Within a few years that will change and information will also be location-sensitive as a result of ‘Geo Tagging’ (adding geographical coordinates to information). That location-sensitive information will be supplied by anyone and everyone, so it is to be hoped that it will not take the form of unsolicited content (turn on the spam filters, please!) but of information that you have asked for – for example, by indicating during a walk through Roombeek that you would like to read or hear the Droombeek stories. Droombeek would then be a filter, or meta tag. You would give permission for content with those characteristics to appear on your computer pod while you are walking through the neighbourhood. If an Internet connection is not available everywhere, the content you download might take the form of an annotated gpswalk, a collection of ‘waypoints’ with related information.
◆ ◆ ◆ ◆
### Questions
a: According to the passage on location-sensitive information, what does "Geo Tagging" consist of?
b: Pick up the passage on location-sensitive information and the Droombeek stories after its final sentence, and carry it forward.

[Data for document understanding]
◆ ◆ ◆ ◆
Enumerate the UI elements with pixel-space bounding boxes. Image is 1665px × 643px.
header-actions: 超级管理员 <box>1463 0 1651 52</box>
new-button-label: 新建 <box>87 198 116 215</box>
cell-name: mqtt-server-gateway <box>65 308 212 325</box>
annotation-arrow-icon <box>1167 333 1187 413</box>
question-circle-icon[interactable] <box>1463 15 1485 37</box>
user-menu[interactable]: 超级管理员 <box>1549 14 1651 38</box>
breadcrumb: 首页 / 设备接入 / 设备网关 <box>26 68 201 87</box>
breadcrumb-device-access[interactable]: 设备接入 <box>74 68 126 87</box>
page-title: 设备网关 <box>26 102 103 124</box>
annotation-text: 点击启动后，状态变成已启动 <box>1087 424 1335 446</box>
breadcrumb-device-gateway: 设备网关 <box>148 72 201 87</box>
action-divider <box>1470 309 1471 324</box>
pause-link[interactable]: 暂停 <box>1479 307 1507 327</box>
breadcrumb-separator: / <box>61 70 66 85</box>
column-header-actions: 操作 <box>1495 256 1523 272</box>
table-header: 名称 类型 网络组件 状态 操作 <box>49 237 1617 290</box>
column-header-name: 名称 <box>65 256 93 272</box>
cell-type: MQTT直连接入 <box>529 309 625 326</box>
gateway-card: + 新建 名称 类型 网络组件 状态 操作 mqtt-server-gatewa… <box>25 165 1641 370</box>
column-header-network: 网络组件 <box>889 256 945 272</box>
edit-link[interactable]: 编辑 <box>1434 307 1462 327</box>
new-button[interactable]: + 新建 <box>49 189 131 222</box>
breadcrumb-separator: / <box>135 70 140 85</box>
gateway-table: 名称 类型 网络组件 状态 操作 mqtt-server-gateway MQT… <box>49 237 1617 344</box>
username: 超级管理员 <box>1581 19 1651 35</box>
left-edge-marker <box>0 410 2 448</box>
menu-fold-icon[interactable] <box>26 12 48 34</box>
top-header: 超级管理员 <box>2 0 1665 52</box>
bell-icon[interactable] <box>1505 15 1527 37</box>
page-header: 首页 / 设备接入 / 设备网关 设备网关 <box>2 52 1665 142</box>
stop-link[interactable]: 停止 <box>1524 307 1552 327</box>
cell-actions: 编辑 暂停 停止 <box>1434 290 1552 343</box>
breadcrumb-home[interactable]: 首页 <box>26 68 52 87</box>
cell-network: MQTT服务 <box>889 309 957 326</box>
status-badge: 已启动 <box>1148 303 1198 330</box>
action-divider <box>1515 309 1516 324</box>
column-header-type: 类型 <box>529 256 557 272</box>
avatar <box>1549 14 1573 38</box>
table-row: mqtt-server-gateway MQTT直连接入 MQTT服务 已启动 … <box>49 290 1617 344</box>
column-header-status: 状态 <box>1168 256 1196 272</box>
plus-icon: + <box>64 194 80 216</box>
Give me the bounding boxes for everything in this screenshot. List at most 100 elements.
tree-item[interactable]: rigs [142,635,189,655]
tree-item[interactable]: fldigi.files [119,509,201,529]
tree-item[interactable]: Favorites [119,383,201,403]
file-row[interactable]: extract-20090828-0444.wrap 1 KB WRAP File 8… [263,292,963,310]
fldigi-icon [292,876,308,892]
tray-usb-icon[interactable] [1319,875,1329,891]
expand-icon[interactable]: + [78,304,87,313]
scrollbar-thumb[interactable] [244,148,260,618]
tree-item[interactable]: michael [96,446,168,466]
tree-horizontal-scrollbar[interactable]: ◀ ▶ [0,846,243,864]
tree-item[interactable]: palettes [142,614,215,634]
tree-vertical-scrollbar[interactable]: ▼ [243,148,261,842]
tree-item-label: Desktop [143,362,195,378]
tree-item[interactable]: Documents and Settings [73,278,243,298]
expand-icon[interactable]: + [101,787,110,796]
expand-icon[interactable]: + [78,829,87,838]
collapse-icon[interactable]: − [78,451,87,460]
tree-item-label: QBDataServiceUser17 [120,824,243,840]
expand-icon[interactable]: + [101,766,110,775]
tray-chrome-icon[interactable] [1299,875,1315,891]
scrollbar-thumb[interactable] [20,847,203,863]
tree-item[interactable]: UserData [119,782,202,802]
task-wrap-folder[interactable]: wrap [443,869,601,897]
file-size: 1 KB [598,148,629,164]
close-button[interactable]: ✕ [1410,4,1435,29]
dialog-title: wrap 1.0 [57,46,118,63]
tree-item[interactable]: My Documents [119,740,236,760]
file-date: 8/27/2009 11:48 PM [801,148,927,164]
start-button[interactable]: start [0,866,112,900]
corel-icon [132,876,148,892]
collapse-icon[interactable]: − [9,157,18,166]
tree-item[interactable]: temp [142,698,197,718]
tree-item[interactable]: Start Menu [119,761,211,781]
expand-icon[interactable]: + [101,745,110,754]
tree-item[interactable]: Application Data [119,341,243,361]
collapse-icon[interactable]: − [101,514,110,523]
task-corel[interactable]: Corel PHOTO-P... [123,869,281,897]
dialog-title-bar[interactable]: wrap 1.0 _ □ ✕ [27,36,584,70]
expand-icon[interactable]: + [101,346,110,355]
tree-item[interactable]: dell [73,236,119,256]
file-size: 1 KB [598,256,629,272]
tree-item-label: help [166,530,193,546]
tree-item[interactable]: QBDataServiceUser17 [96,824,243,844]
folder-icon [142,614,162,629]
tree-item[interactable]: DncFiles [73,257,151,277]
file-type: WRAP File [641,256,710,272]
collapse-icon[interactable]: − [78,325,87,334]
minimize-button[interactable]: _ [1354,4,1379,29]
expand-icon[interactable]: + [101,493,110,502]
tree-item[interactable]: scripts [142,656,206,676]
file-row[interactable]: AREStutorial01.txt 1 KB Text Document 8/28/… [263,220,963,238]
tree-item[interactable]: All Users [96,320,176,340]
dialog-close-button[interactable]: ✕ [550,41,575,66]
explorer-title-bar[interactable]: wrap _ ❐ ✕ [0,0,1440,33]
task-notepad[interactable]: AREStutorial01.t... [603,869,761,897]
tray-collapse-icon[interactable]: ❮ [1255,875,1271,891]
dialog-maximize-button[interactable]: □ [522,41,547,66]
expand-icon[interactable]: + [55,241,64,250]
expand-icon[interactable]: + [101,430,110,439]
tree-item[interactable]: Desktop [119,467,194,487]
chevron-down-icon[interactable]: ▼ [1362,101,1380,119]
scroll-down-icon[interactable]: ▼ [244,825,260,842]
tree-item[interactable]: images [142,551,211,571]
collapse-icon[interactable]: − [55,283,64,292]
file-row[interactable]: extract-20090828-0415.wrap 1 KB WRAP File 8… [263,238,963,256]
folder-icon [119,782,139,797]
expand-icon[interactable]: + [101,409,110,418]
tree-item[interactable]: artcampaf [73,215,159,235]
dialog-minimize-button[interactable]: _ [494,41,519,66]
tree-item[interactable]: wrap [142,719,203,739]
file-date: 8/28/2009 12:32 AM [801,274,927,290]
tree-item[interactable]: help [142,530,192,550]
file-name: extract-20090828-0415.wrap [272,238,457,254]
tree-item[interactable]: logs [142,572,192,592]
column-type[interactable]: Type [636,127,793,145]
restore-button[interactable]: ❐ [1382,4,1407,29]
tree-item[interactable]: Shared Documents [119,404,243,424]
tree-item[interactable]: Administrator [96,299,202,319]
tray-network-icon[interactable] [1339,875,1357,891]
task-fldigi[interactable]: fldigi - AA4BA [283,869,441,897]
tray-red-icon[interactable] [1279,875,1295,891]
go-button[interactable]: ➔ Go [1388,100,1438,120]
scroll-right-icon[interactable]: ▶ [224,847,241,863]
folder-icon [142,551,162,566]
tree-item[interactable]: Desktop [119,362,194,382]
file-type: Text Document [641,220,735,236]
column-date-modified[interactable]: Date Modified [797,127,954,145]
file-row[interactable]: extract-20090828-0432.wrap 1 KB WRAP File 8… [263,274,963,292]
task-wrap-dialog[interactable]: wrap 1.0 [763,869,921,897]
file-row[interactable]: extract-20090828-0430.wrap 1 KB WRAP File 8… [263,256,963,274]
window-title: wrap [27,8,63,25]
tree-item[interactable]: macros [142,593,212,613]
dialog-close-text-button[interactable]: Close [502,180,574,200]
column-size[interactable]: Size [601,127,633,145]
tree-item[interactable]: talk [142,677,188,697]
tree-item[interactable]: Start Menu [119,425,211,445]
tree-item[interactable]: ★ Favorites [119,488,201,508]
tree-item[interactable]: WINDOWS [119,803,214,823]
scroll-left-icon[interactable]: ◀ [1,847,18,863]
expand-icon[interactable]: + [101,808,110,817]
◆ ◆ ◆ ◆
### Answer set
a: Adding geographical coordinates to information.

b:
For the time being, Droombeek is just a website and a digital walk. But it also affords a glimpse of a possible future in which we will all be linking our stories, comments and ‘tags’ to places, quite literally laying a network of text, image and sound over the entire globe in what could be called a form of ‘ubiquitous localized publishing’. It is vital to start developing projects and applications capable of conveying a meaningful experience in such a situation and in so doing become a form a public action, as virtual graffiti (carving your name virtually on a place the way people now do on information boards) already is and as story projects like Droombeek have the potential to become because – in theory at least – they turn a place into a lived space. It is possible that we have always done this: we tell stories in order to create space – the aboriginals used ‘songlines’. The difference is that in future we will be able to ‘tune in’ on any street corner to the murmurings and sounds of the place we are in, to its history, associated desires, irritations, traumas. Whether you want to hear that ‘ubiquitous localized history’ will – hopefully – be up to you.
Droombeek was developed by Map&Movie (cartographer Edward Mac Gillavry and documentary maker Peter Dubois) in collaboration with the Telematica Institute. The pilot project in the spring of 2005 was partly financed by Digitale Pioniers. The project proper commenced in May 2006 and will run until 2007. It is jointly financed by VSB Fonds, Prins Bernhard Cultuur Fonds, the City of Enschede, the Domijn and de Woonplaats housing corporations, Rijksmuseum Twenthe and Stichting Enschedese Aannemers: www.droombeek.nl.
1. Michel de Certeau, ‘Spatial Stories’, in: The Practice of Everyday Life (Berkeley: University of California Press, 1984), 117.
2. Michel de Certeau, ‘Walking in the City’, in: ibid., 108.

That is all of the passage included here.